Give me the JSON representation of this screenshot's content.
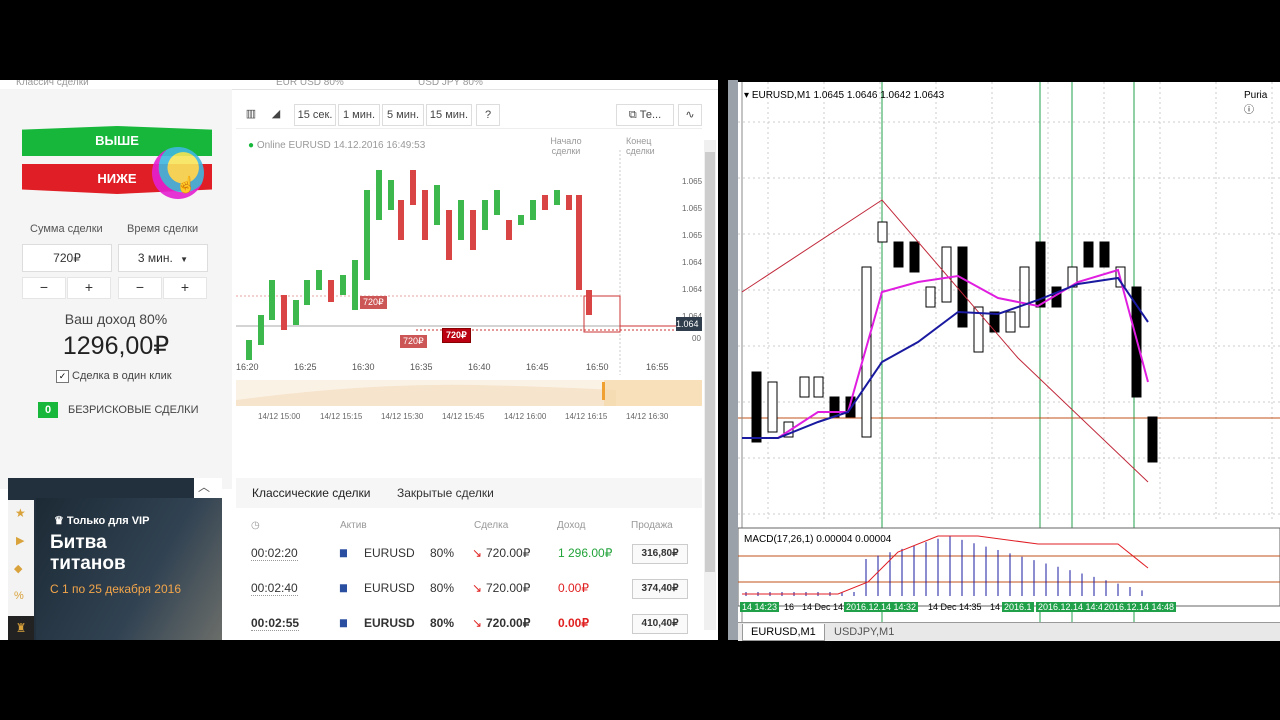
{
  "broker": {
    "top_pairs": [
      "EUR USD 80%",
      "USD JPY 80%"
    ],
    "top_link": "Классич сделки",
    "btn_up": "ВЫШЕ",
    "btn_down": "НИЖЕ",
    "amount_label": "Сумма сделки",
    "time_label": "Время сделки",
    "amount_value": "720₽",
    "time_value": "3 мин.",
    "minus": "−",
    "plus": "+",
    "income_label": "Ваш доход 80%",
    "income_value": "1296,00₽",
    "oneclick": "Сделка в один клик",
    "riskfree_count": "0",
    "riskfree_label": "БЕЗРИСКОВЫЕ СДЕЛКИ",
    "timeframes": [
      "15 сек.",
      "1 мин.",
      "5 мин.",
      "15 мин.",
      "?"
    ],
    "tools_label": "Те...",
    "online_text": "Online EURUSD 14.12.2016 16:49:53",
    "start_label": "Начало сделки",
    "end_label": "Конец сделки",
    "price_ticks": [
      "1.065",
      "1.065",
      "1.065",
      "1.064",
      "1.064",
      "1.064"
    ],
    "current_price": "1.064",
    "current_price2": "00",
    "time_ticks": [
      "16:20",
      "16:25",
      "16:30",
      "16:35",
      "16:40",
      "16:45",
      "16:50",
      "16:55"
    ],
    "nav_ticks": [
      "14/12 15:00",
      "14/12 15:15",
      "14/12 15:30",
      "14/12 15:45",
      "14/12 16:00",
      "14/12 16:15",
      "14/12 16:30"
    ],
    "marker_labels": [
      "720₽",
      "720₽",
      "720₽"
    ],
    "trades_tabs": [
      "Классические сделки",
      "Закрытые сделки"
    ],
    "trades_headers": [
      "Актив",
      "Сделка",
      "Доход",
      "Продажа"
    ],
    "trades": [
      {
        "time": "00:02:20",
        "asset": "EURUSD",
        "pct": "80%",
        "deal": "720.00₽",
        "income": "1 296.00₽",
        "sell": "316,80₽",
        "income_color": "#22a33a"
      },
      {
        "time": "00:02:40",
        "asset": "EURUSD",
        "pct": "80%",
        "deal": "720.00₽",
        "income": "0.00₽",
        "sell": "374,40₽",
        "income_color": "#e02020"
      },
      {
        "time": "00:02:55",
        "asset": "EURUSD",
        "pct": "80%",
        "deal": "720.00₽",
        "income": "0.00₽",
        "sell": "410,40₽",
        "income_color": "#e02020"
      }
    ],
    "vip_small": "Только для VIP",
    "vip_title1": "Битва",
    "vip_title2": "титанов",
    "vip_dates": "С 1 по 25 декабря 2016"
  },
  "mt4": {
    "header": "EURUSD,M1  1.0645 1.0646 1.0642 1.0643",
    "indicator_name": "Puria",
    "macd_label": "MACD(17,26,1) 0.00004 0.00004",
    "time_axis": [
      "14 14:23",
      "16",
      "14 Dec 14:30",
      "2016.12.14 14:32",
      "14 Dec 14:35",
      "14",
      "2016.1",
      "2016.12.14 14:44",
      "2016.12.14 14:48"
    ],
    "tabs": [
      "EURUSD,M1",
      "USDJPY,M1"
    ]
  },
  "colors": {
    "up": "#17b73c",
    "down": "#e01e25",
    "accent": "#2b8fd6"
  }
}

########################################

• _AIM OF THE TASK_
Drop the pictures and reproduce the rest of the entries above exactly.

• _PROBLEM SOLUTION_
Give me the JSON representation of this screenshot's content.
{
  "broker": {
    "top_pairs": [
      "EUR USD 80%",
      "USD JPY 80%"
    ],
    "top_link": "Классич сделки",
    "btn_up": "ВЫШЕ",
    "btn_down": "НИЖЕ",
    "amount_label": "Сумма сделки",
    "time_label": "Время сделки",
    "amount_value": "720₽",
    "time_value": "3 мин.",
    "minus": "−",
    "plus": "+",
    "income_label": "Ваш доход 80%",
    "income_value": "1296,00₽",
    "oneclick": "Сделка в один клик",
    "riskfree_count": "0",
    "riskfree_label": "БЕЗРИСКОВЫЕ СДЕЛКИ",
    "timeframes": [
      "15 сек.",
      "1 мин.",
      "5 мин.",
      "15 мин.",
      "?"
    ],
    "tools_label": "Те...",
    "online_text": "Online EURUSD 14.12.2016 16:49:53",
    "start_label": "Начало сделки",
    "end_label": "Конец сделки",
    "price_ticks": [
      "1.065",
      "1.065",
      "1.065",
      "1.064",
      "1.064",
      "1.064"
    ],
    "current_price": "1.064",
    "current_price2": "00",
    "time_ticks": [
      "16:20",
      "16:25",
      "16:30",
      "16:35",
      "16:40",
      "16:45",
      "16:50",
      "16:55"
    ],
    "nav_ticks": [
      "14/12 15:00",
      "14/12 15:15",
      "14/12 15:30",
      "14/12 15:45",
      "14/12 16:00",
      "14/12 16:15",
      "14/12 16:30"
    ],
    "marker_labels": [
      "720₽",
      "720₽",
      "720₽"
    ],
    "trades_tabs": [
      "Классические сделки",
      "Закрытые сделки"
    ],
    "trades_headers": [
      "Актив",
      "Сделка",
      "Доход",
      "Продажа"
    ],
    "trades": [
      {
        "time": "00:02:20",
        "asset": "EURUSD",
        "pct": "80%",
        "deal": "720.00₽",
        "income": "1 296.00₽",
        "sell": "316,80₽",
        "income_color": "#22a33a"
      },
      {
        "time": "00:02:40",
        "asset": "EURUSD",
        "pct": "80%",
        "deal": "720.00₽",
        "income": "0.00₽",
        "sell": "374,40₽",
        "income_color": "#e02020"
      },
      {
        "time": "00:02:55",
        "asset": "EURUSD",
        "pct": "80%",
        "deal": "720.00₽",
        "income": "0.00₽",
        "sell": "410,40₽",
        "income_color": "#e02020"
      }
    ],
    "vip_small": "Только для VIP",
    "vip_title1": "Битва",
    "vip_title2": "титанов",
    "vip_dates": "С 1 по 25 декабря 2016"
  },
  "mt4": {
    "header": "EURUSD,M1  1.0645 1.0646 1.0642 1.0643",
    "indicator_name": "Puria",
    "macd_label": "MACD(17,26,1) 0.00004 0.00004",
    "time_axis": [
      "14 14:23",
      "16",
      "14 Dec 14:30",
      "2016.12.14 14:32",
      "14 Dec 14:35",
      "14",
      "2016.1",
      "2016.12.14 14:44",
      "2016.12.14 14:48"
    ],
    "tabs": [
      "EURUSD,M1",
      "USDJPY,M1"
    ]
  },
  "colors": {
    "up": "#17b73c",
    "down": "#e01e25",
    "accent": "#2b8fd6"
  }
}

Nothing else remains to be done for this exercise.